- _EXERCISE PROMPT_: Output all of the entries exactly as written.

Stored records
──────
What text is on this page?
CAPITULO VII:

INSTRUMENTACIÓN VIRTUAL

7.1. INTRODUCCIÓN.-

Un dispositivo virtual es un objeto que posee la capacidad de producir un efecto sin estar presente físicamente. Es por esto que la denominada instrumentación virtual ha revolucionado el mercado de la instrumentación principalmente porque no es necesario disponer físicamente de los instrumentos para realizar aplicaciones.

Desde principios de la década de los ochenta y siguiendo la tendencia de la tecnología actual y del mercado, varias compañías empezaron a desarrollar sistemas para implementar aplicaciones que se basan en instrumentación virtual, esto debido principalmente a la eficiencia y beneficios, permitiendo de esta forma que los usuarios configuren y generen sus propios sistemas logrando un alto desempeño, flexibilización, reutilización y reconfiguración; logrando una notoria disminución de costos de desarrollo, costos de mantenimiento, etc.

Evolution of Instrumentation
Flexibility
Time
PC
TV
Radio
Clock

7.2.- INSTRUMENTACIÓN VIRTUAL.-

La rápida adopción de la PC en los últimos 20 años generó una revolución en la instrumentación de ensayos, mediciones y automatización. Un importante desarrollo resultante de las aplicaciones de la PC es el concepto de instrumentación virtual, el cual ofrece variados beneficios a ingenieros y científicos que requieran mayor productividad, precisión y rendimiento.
──────
- _SOLUTION FOR THIS TASK_:
What text is on this page?
CAPITULO VII:

INSTRUMENTACIÓN VIRTUAL

7.1. INTRODUCCIÓN.-

Un dispositivo virtual es un objeto que posee la capacidad de producir un efecto sin estar presente físicamente. Es por esto que la denominada instrumentación virtual ha revolucionado el mercado de la instrumentación principalmente porque no es necesario disponer físicamente de los instrumentos para realizar aplicaciones.

Desde principios de la década de los ochenta y siguiendo la tendencia de la tecnología actual y del mercado, varias compañías empezaron a desarrollar sistemas para implementar aplicaciones que se basan en instrumentación virtual, esto debido principalmente a la eficiencia y beneficios, permitiendo de esta forma que los usuarios configuren y generen sus propios sistemas logrando un alto desempeño, flexibilización, reutilización y reconfiguración; logrando una notoria disminución de costos de desarrollo, costos de mantenimiento, etc.

Evolution of Instrumentation
Flexibility
Time
PC
TV
Radio
Clock

7.2.- INSTRUMENTACIÓN VIRTUAL.-

La rápida adopción de la PC en los últimos 20 años generó una revolución en la instrumentación de ensayos, mediciones y automatización. Un importante desarrollo resultante de las aplicaciones de la PC es el concepto de instrumentación virtual, el cual ofrece variados beneficios a ingenieros y científicos que requieran mayor productividad, precisión y rendimiento.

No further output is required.